Set down the full listing exactly, character for character.
=-=-=
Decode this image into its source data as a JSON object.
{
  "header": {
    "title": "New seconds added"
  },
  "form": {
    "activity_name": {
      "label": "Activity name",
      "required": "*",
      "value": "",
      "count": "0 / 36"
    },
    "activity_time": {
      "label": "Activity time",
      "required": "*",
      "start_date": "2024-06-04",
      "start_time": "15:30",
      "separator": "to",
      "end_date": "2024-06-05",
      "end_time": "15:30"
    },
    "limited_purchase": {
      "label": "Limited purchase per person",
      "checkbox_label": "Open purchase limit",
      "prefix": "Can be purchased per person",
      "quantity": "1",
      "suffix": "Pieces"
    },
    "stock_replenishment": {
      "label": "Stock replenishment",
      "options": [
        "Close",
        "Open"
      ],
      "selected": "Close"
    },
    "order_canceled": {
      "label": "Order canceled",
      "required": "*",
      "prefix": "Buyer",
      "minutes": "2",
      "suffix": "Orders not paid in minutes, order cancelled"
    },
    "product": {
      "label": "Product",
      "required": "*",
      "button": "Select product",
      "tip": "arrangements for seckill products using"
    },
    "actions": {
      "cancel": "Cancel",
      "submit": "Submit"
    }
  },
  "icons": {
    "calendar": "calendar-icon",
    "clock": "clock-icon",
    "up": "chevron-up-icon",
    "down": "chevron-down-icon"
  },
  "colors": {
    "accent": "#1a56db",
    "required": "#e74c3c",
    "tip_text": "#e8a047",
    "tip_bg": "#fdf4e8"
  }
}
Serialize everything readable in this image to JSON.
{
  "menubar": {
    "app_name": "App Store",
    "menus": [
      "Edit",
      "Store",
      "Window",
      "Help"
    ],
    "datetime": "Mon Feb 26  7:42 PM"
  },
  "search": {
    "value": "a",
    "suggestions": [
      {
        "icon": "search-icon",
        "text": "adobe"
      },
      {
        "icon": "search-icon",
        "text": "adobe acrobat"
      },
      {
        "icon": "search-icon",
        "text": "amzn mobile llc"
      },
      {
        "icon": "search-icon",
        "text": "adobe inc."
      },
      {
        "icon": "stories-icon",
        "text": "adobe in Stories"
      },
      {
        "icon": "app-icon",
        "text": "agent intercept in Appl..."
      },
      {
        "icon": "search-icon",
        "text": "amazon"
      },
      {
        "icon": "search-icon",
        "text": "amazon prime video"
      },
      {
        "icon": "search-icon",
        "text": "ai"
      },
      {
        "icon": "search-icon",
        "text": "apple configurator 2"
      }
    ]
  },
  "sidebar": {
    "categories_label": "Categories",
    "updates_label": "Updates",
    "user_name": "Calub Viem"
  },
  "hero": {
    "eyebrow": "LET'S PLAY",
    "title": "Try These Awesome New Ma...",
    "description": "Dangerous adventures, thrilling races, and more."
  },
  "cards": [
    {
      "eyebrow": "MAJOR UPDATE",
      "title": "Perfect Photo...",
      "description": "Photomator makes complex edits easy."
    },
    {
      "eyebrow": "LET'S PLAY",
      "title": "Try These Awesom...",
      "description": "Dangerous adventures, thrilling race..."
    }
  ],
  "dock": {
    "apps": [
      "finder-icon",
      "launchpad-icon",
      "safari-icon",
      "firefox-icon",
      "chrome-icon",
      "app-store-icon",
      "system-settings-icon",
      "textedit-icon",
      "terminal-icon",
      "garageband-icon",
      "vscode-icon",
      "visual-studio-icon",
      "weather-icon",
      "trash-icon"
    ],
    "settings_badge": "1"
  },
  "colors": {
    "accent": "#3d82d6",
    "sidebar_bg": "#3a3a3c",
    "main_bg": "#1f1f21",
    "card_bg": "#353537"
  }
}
=-=-=
- Task solution:
Decode this image into its source data as a JSON object.
{
  "header": {
    "title": "New seconds added"
  },
  "form": {
    "activity_name": {
      "label": "Activity name",
      "required": "*",
      "value": "",
      "count": "0 / 36"
    },
    "activity_time": {
      "label": "Activity time",
      "required": "*",
      "start_date": "2024-06-04",
      "start_time": "15:30",
      "separator": "to",
      "end_date": "2024-06-05",
      "end_time": "15:30"
    },
    "limited_purchase": {
      "label": "Limited purchase per person",
      "checkbox_label": "Open purchase limit",
      "prefix": "Can be purchased per person",
      "quantity": "1",
      "suffix": "Pieces"
    },
    "stock_replenishment": {
      "label": "Stock replenishment",
      "options": [
        "Close",
        "Open"
      ],
      "selected": "Close"
    },
    "order_canceled": {
      "label": "Order canceled",
      "required": "*",
      "prefix": "Buyer",
      "minutes": "2",
      "suffix": "Orders not paid in minutes, order cancelled"
    },
    "product": {
      "label": "Product",
      "required": "*",
      "button": "Select product",
      "tip": "arrangements for seckill products using"
    },
    "actions": {
      "cancel": "Cancel",
      "submit": "Submit"
    }
  },
  "icons": {
    "calendar": "calendar-icon",
    "clock": "clock-icon",
    "up": "chevron-up-icon",
    "down": "chevron-down-icon"
  },
  "colors": {
    "accent": "#1a56db",
    "required": "#e74c3c",
    "tip_text": "#e8a047",
    "tip_bg": "#fdf4e8"
  }
}
Serialize everything readable in this image to JSON.
{
  "menubar": {
    "app_name": "App Store",
    "menus": [
      "Edit",
      "Store",
      "Window",
      "Help"
    ],
    "datetime": "Mon Feb 26  7:42 PM"
  },
  "search": {
    "value": "a",
    "suggestions": [
      {
        "icon": "search-icon",
        "text": "adobe"
      },
      {
        "icon": "search-icon",
        "text": "adobe acrobat"
      },
      {
        "icon": "search-icon",
        "text": "amzn mobile llc"
      },
      {
        "icon": "search-icon",
        "text": "adobe inc."
      },
      {
        "icon": "stories-icon",
        "text": "adobe in Stories"
      },
      {
        "icon": "app-icon",
        "text": "agent intercept in Appl..."
      },
      {
        "icon": "search-icon",
        "text": "amazon"
      },
      {
        "icon": "search-icon",
        "text": "amazon prime video"
      },
      {
        "icon": "search-icon",
        "text": "ai"
      },
      {
        "icon": "search-icon",
        "text": "apple configurator 2"
      }
    ]
  },
  "sidebar": {
    "categories_label": "Categories",
    "updates_label": "Updates",
    "user_name": "Calub Viem"
  },
  "hero": {
    "eyebrow": "LET'S PLAY",
    "title": "Try These Awesome New Ma...",
    "description": "Dangerous adventures, thrilling races, and more."
  },
  "cards": [
    {
      "eyebrow": "MAJOR UPDATE",
      "title": "Perfect Photo...",
      "description": "Photomator makes complex edits easy."
    },
    {
      "eyebrow": "LET'S PLAY",
      "title": "Try These Awesom...",
      "description": "Dangerous adventures, thrilling race..."
    }
  ],
  "dock": {
    "apps": [
      "finder-icon",
      "launchpad-icon",
      "safari-icon",
      "firefox-icon",
      "chrome-icon",
      "app-store-icon",
      "system-settings-icon",
      "textedit-icon",
      "terminal-icon",
      "garageband-icon",
      "vscode-icon",
      "visual-studio-icon",
      "weather-icon",
      "trash-icon"
    ],
    "settings_badge": "1"
  },
  "colors": {
    "accent": "#3d82d6",
    "sidebar_bg": "#3a3a3c",
    "main_bg": "#1f1f21",
    "card_bg": "#353537"
  }
}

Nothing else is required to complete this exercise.